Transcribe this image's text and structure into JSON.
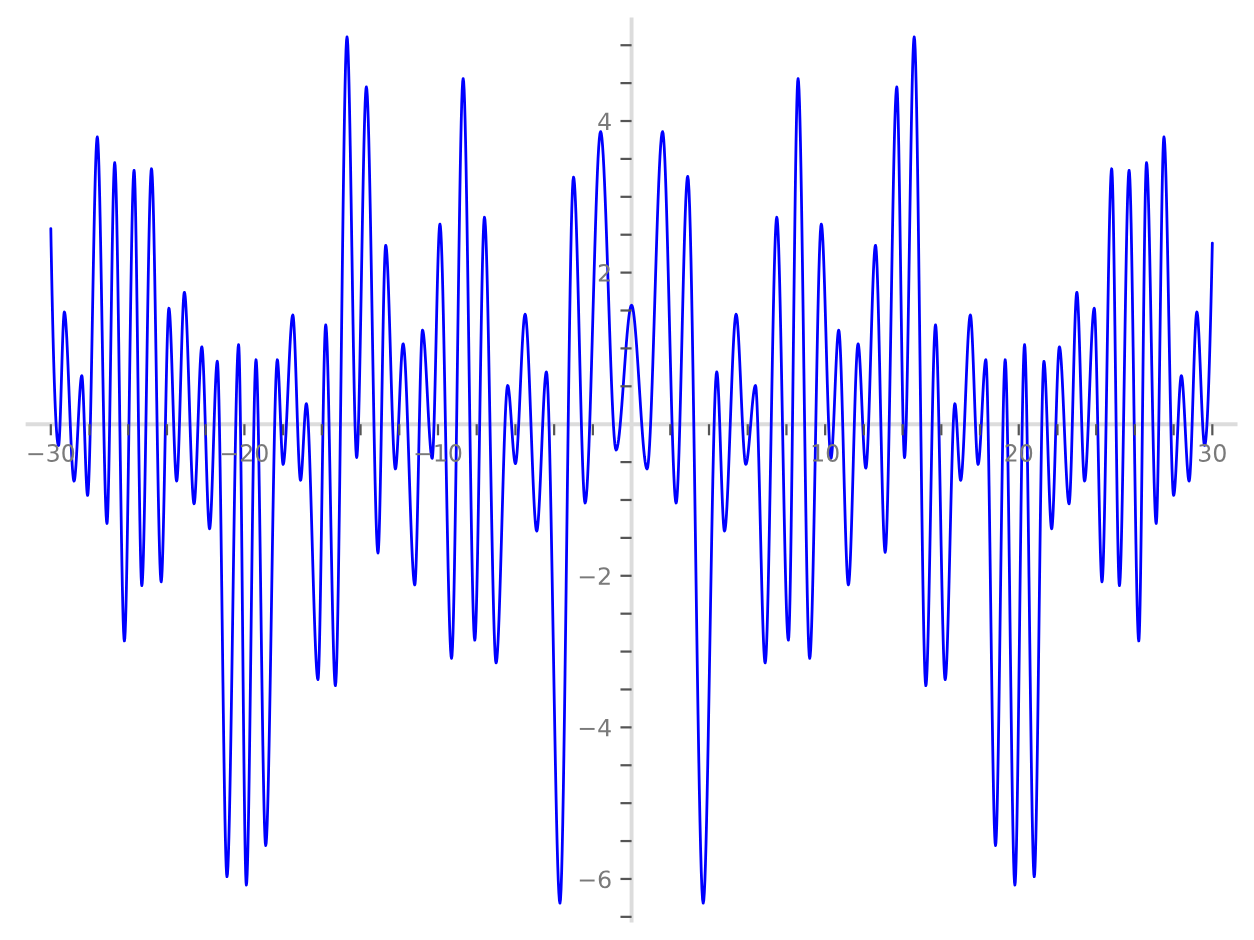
{
  "chart_data": {
    "type": "line",
    "x": [
      -30,
      -29.6,
      -29.3,
      -28.8,
      -28.4,
      -28.1,
      -27.6,
      -27.1,
      -26.7,
      -26.2,
      -25.7,
      -25.3,
      -24.8,
      -24.3,
      -23.9,
      -23.5,
      -23.1,
      -22.6,
      -22.2,
      -21.8,
      -21.4,
      -20.9,
      -20.3,
      -19.9,
      -19.4,
      -18.9,
      -18.3,
      -18.0,
      -17.5,
      -17.1,
      -16.8,
      -16.2,
      -15.8,
      -15.3,
      -14.7,
      -14.2,
      -13.7,
      -13.1,
      -12.7,
      -12.2,
      -11.8,
      -11.2,
      -10.8,
      -10.3,
      -9.9,
      -9.3,
      -8.7,
      -8.1,
      -7.6,
      -7.0,
      -6.4,
      -6.0,
      -5.5,
      -4.9,
      -4.4,
      -3.7,
      -3.0,
      -2.4,
      -1.6,
      -0.8,
      0,
      0.8,
      1.6,
      2.3,
      2.9,
      3.7,
      4.4,
      4.8,
      5.4,
      5.9,
      6.4,
      6.9,
      7.5,
      8.1,
      8.6,
      9.2,
      9.8,
      10.3,
      10.7,
      11.2,
      11.7,
      12.1,
      12.6,
      13.1,
      13.7,
      14.1,
      14.6,
      15.2,
      15.7,
      16.2,
      16.7,
      17.0,
      17.5,
      17.9,
      18.3,
      18.8,
      19.3,
      19.8,
      20.3,
      20.8,
      21.3,
      21.7,
      22.1,
      22.6,
      23.0,
      23.4,
      23.9,
      24.3,
      24.8,
      25.2,
      25.7,
      26.2,
      26.6,
      27.1,
      27.5,
      28.0,
      28.4,
      28.8,
      29.2,
      29.6,
      30
    ],
    "values": [
      2.58,
      -0.28,
      1.48,
      -0.75,
      0.64,
      -0.94,
      3.79,
      -1.31,
      3.45,
      -2.86,
      3.35,
      -2.13,
      3.37,
      -2.08,
      1.53,
      -0.75,
      1.74,
      -1.05,
      1.02,
      -1.38,
      0.83,
      -5.97,
      1.05,
      -6.08,
      0.85,
      -5.56,
      0.85,
      -0.53,
      1.44,
      -0.74,
      0.27,
      -3.37,
      1.31,
      -3.45,
      5.11,
      -0.44,
      4.45,
      -1.7,
      2.36,
      -0.59,
      1.06,
      -2.12,
      1.24,
      -0.45,
      2.64,
      -3.09,
      4.56,
      -2.85,
      2.73,
      -3.15,
      0.51,
      -0.52,
      1.45,
      -1.41,
      0.69,
      -6.32,
      3.26,
      -1.04,
      3.86,
      -0.34,
      1.57,
      -0.59,
      3.86,
      -1.04,
      3.27,
      -6.32,
      0.69,
      -1.41,
      1.45,
      -0.53,
      0.51,
      -3.15,
      2.73,
      -2.85,
      4.56,
      -3.09,
      2.64,
      -0.45,
      1.24,
      -2.12,
      1.06,
      -0.58,
      2.36,
      -1.69,
      4.45,
      -0.44,
      5.11,
      -3.45,
      1.31,
      -3.37,
      0.27,
      -0.74,
      1.44,
      -0.53,
      0.85,
      -5.56,
      0.85,
      -6.08,
      1.05,
      -5.97,
      0.83,
      -1.38,
      1.02,
      -1.05,
      1.74,
      -0.75,
      1.53,
      -2.08,
      3.37,
      -2.13,
      3.35,
      -2.86,
      3.45,
      -1.31,
      3.79,
      -0.94,
      0.64,
      -0.75,
      1.48,
      -0.28,
      2.39
    ],
    "color": "#0000ff",
    "line_style": "solid",
    "xlim": [
      -31.2,
      31.2
    ],
    "ylim": [
      -6.55,
      5.34
    ],
    "xticks": [
      -30,
      {
        "value": -28,
        "label": null
      },
      {
        "value": -26,
        "label": null
      },
      {
        "value": -24,
        "label": null
      },
      {
        "value": -22,
        "label": null
      },
      -20,
      {
        "value": -18,
        "label": null
      },
      {
        "value": -16,
        "label": null
      },
      {
        "value": -14,
        "label": null
      },
      {
        "value": -12,
        "label": null
      },
      -10,
      {
        "value": -8,
        "label": null
      },
      {
        "value": -6,
        "label": null
      },
      {
        "value": -4,
        "label": null
      },
      {
        "value": -2,
        "label": null
      },
      {
        "value": 2,
        "label": null
      },
      {
        "value": 4,
        "label": null
      },
      {
        "value": 6,
        "label": null
      },
      {
        "value": 8,
        "label": null
      },
      10,
      {
        "value": 12,
        "label": null
      },
      {
        "value": 14,
        "label": null
      },
      {
        "value": 16,
        "label": null
      },
      {
        "value": 18,
        "label": null
      },
      20,
      {
        "value": 22,
        "label": null
      },
      {
        "value": 24,
        "label": null
      },
      {
        "value": 26,
        "label": null
      },
      {
        "value": 28,
        "label": null
      },
      30
    ],
    "yticks": [
      {
        "value": -6.5,
        "label": null
      },
      -6,
      {
        "value": -5.5,
        "label": null
      },
      {
        "value": -5,
        "label": null
      },
      {
        "value": -4.5,
        "label": null
      },
      -4,
      {
        "value": -3.5,
        "label": null
      },
      {
        "value": -3,
        "label": null
      },
      {
        "value": -2.5,
        "label": null
      },
      -2,
      {
        "value": -1.5,
        "label": null
      },
      {
        "value": -1,
        "label": null
      },
      {
        "value": -0.5,
        "label": null
      },
      {
        "value": 0.5,
        "label": null
      },
      {
        "value": 1,
        "label": null
      },
      {
        "value": 1.5,
        "label": null
      },
      2,
      {
        "value": 2.5,
        "label": null
      },
      {
        "value": 3,
        "label": null
      },
      {
        "value": 3.5,
        "label": null
      },
      4,
      {
        "value": 4.5,
        "label": null
      },
      {
        "value": 5,
        "label": null
      }
    ]
  }
}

· · · ·

#### EXERCISE BRIEF
Each record above is to be restated exactly, with its pictures removed from the copy.

#### FINISHED EXERCISE
Transcribe this image's text and structure into JSON.
{
  "chart_data": {
    "type": "line",
    "x": [
      -30,
      -29.6,
      -29.3,
      -28.8,
      -28.4,
      -28.1,
      -27.6,
      -27.1,
      -26.7,
      -26.2,
      -25.7,
      -25.3,
      -24.8,
      -24.3,
      -23.9,
      -23.5,
      -23.1,
      -22.6,
      -22.2,
      -21.8,
      -21.4,
      -20.9,
      -20.3,
      -19.9,
      -19.4,
      -18.9,
      -18.3,
      -18.0,
      -17.5,
      -17.1,
      -16.8,
      -16.2,
      -15.8,
      -15.3,
      -14.7,
      -14.2,
      -13.7,
      -13.1,
      -12.7,
      -12.2,
      -11.8,
      -11.2,
      -10.8,
      -10.3,
      -9.9,
      -9.3,
      -8.7,
      -8.1,
      -7.6,
      -7.0,
      -6.4,
      -6.0,
      -5.5,
      -4.9,
      -4.4,
      -3.7,
      -3.0,
      -2.4,
      -1.6,
      -0.8,
      0,
      0.8,
      1.6,
      2.3,
      2.9,
      3.7,
      4.4,
      4.8,
      5.4,
      5.9,
      6.4,
      6.9,
      7.5,
      8.1,
      8.6,
      9.2,
      9.8,
      10.3,
      10.7,
      11.2,
      11.7,
      12.1,
      12.6,
      13.1,
      13.7,
      14.1,
      14.6,
      15.2,
      15.7,
      16.2,
      16.7,
      17.0,
      17.5,
      17.9,
      18.3,
      18.8,
      19.3,
      19.8,
      20.3,
      20.8,
      21.3,
      21.7,
      22.1,
      22.6,
      23.0,
      23.4,
      23.9,
      24.3,
      24.8,
      25.2,
      25.7,
      26.2,
      26.6,
      27.1,
      27.5,
      28.0,
      28.4,
      28.8,
      29.2,
      29.6,
      30
    ],
    "values": [
      2.58,
      -0.28,
      1.48,
      -0.75,
      0.64,
      -0.94,
      3.79,
      -1.31,
      3.45,
      -2.86,
      3.35,
      -2.13,
      3.37,
      -2.08,
      1.53,
      -0.75,
      1.74,
      -1.05,
      1.02,
      -1.38,
      0.83,
      -5.97,
      1.05,
      -6.08,
      0.85,
      -5.56,
      0.85,
      -0.53,
      1.44,
      -0.74,
      0.27,
      -3.37,
      1.31,
      -3.45,
      5.11,
      -0.44,
      4.45,
      -1.7,
      2.36,
      -0.59,
      1.06,
      -2.12,
      1.24,
      -0.45,
      2.64,
      -3.09,
      4.56,
      -2.85,
      2.73,
      -3.15,
      0.51,
      -0.52,
      1.45,
      -1.41,
      0.69,
      -6.32,
      3.26,
      -1.04,
      3.86,
      -0.34,
      1.57,
      -0.59,
      3.86,
      -1.04,
      3.27,
      -6.32,
      0.69,
      -1.41,
      1.45,
      -0.53,
      0.51,
      -3.15,
      2.73,
      -2.85,
      4.56,
      -3.09,
      2.64,
      -0.45,
      1.24,
      -2.12,
      1.06,
      -0.58,
      2.36,
      -1.69,
      4.45,
      -0.44,
      5.11,
      -3.45,
      1.31,
      -3.37,
      0.27,
      -0.74,
      1.44,
      -0.53,
      0.85,
      -5.56,
      0.85,
      -6.08,
      1.05,
      -5.97,
      0.83,
      -1.38,
      1.02,
      -1.05,
      1.74,
      -0.75,
      1.53,
      -2.08,
      3.37,
      -2.13,
      3.35,
      -2.86,
      3.45,
      -1.31,
      3.79,
      -0.94,
      0.64,
      -0.75,
      1.48,
      -0.28,
      2.39
    ],
    "color": "#0000ff",
    "line_style": "solid",
    "xlim": [
      -31.2,
      31.2
    ],
    "ylim": [
      -6.55,
      5.34
    ],
    "xticks": [
      -30,
      {
        "value": -28,
        "label": null
      },
      {
        "value": -26,
        "label": null
      },
      {
        "value": -24,
        "label": null
      },
      {
        "value": -22,
        "label": null
      },
      -20,
      {
        "value": -18,
        "label": null
      },
      {
        "value": -16,
        "label": null
      },
      {
        "value": -14,
        "label": null
      },
      {
        "value": -12,
        "label": null
      },
      -10,
      {
        "value": -8,
        "label": null
      },
      {
        "value": -6,
        "label": null
      },
      {
        "value": -4,
        "label": null
      },
      {
        "value": -2,
        "label": null
      },
      {
        "value": 2,
        "label": null
      },
      {
        "value": 4,
        "label": null
      },
      {
        "value": 6,
        "label": null
      },
      {
        "value": 8,
        "label": null
      },
      10,
      {
        "value": 12,
        "label": null
      },
      {
        "value": 14,
        "label": null
      },
      {
        "value": 16,
        "label": null
      },
      {
        "value": 18,
        "label": null
      },
      20,
      {
        "value": 22,
        "label": null
      },
      {
        "value": 24,
        "label": null
      },
      {
        "value": 26,
        "label": null
      },
      {
        "value": 28,
        "label": null
      },
      30
    ],
    "yticks": [
      {
        "value": -6.5,
        "label": null
      },
      -6,
      {
        "value": -5.5,
        "label": null
      },
      {
        "value": -5,
        "label": null
      },
      {
        "value": -4.5,
        "label": null
      },
      -4,
      {
        "value": -3.5,
        "label": null
      },
      {
        "value": -3,
        "label": null
      },
      {
        "value": -2.5,
        "label": null
      },
      -2,
      {
        "value": -1.5,
        "label": null
      },
      {
        "value": -1,
        "label": null
      },
      {
        "value": -0.5,
        "label": null
      },
      {
        "value": 0.5,
        "label": null
      },
      {
        "value": 1,
        "label": null
      },
      {
        "value": 1.5,
        "label": null
      },
      2,
      {
        "value": 2.5,
        "label": null
      },
      {
        "value": 3,
        "label": null
      },
      {
        "value": 3.5,
        "label": null
      },
      4,
      {
        "value": 4.5,
        "label": null
      },
      {
        "value": 5,
        "label": null
      }
    ]
  }
}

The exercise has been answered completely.